▶ [WORK INSTRUCTIONS] Search the material below for the string "xlabel" and list each line that holds it.

▶ [RECORDS FOR THIS EXERCISE]
··········

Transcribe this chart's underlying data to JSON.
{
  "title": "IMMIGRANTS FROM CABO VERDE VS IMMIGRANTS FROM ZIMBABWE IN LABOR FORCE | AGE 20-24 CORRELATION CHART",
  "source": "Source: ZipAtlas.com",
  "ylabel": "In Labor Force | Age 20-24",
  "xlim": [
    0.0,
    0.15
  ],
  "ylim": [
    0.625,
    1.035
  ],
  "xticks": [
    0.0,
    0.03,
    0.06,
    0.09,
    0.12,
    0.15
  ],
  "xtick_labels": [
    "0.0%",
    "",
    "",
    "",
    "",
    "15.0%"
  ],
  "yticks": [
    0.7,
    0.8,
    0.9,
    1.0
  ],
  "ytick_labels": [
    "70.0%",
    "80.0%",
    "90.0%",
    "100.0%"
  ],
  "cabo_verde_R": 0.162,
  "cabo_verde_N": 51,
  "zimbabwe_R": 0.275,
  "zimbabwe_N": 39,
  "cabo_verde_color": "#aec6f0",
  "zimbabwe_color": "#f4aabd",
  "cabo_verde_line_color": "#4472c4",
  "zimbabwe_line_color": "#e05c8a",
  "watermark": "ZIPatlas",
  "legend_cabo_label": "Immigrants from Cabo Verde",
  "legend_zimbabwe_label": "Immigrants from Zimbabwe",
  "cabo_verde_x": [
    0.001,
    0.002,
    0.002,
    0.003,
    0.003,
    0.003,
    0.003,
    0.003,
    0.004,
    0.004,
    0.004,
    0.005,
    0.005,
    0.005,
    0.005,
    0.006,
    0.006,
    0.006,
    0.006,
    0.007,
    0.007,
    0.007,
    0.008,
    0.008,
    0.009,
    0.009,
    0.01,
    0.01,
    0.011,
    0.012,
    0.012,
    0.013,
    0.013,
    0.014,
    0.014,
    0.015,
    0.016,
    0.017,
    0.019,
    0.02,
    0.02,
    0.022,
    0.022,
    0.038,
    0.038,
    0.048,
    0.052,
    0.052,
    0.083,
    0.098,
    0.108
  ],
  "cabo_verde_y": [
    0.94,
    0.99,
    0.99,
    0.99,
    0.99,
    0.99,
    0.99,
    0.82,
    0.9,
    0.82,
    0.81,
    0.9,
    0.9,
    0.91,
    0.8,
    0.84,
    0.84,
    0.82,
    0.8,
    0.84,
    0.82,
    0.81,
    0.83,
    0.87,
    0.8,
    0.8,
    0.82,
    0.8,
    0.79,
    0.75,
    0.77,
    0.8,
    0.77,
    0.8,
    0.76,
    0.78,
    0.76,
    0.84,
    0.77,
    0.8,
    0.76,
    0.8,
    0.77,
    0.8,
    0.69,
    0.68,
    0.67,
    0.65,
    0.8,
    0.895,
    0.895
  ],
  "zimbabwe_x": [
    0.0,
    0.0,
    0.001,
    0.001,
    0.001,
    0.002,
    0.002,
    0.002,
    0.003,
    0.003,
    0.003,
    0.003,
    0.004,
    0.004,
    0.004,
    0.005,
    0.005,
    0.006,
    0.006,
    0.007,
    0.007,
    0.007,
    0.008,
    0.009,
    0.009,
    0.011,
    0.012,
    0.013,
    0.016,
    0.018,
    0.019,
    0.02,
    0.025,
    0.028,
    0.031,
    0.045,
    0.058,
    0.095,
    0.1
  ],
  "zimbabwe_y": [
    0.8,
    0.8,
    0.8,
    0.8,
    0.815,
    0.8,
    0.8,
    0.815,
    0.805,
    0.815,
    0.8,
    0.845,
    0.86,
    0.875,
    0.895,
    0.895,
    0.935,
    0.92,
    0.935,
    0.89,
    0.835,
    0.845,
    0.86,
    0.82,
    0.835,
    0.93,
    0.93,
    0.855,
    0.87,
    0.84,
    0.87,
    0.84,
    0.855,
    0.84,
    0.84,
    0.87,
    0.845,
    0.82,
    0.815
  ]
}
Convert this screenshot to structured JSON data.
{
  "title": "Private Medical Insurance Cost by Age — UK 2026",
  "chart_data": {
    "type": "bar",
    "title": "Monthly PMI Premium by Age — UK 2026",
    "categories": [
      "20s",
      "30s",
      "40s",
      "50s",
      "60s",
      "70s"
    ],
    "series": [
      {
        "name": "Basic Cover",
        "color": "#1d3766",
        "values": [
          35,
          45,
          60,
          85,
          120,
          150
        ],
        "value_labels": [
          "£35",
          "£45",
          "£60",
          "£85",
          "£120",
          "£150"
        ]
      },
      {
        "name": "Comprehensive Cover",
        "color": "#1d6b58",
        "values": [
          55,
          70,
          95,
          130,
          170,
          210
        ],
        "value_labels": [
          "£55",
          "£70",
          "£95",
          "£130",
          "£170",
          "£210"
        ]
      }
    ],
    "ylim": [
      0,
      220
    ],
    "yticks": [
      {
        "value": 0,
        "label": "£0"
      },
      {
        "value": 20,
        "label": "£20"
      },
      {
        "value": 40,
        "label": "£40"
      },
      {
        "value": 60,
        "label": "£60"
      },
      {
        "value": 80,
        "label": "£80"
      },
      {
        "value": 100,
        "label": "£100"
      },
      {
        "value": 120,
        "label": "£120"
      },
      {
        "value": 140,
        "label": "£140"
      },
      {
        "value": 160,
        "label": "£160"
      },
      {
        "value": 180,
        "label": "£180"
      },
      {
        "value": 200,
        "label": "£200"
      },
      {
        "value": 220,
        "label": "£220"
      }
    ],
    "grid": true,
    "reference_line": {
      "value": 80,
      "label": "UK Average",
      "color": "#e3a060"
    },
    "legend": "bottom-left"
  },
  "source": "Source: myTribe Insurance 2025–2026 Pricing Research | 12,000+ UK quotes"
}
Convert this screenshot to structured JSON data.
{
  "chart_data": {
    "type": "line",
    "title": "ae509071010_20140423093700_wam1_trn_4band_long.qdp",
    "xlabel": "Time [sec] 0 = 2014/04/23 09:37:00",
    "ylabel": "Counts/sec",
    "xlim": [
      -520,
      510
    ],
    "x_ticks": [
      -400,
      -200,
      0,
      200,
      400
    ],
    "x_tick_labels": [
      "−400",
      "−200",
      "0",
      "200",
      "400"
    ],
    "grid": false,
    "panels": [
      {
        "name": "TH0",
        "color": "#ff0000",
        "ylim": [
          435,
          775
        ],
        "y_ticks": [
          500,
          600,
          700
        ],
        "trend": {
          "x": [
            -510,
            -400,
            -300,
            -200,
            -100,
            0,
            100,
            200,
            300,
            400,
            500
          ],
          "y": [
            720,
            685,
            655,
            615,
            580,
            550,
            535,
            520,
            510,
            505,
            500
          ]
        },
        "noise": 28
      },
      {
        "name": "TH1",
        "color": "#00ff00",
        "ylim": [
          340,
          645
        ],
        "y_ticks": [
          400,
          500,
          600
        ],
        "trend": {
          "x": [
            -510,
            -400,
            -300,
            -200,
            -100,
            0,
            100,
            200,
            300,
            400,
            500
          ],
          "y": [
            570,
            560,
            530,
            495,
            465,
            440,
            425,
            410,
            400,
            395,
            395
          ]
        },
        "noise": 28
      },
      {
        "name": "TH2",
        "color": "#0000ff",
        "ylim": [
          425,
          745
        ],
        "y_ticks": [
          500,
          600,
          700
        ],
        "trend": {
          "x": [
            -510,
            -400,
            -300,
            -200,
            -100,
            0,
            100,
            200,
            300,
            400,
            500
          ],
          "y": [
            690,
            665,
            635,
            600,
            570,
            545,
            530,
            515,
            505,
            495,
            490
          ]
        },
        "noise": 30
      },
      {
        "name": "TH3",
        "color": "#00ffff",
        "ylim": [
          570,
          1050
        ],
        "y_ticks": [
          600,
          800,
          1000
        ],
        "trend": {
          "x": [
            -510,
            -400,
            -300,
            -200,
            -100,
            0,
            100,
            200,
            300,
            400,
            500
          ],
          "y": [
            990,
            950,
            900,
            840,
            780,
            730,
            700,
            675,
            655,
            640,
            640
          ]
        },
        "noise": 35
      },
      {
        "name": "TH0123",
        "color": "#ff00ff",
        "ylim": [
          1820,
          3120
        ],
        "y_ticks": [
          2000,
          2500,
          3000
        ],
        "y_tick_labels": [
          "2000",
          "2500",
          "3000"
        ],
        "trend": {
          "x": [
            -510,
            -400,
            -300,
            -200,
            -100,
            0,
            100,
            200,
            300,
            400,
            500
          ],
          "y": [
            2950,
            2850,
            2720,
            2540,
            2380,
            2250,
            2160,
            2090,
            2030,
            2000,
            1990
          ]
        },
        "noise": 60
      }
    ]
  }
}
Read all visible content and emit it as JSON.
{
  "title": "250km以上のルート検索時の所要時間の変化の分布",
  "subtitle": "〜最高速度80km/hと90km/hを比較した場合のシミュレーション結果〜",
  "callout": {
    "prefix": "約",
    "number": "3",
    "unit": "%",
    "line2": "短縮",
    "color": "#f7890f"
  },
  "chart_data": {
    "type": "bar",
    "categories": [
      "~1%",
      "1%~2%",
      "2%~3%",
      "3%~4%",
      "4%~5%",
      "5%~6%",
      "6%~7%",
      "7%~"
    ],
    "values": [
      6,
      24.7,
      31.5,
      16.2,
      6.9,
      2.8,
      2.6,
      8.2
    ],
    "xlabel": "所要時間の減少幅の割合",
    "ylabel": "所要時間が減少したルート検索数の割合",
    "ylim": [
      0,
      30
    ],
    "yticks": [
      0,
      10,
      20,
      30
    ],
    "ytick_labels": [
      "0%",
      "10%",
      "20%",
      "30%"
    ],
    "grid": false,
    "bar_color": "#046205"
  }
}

··········

▶ [RESULT FOR THIS TASK]
    "xlabel": "Time [sec] 0 = 2014/04/23 09:37:00",
    "xlabel": "所要時間の減少幅の割合",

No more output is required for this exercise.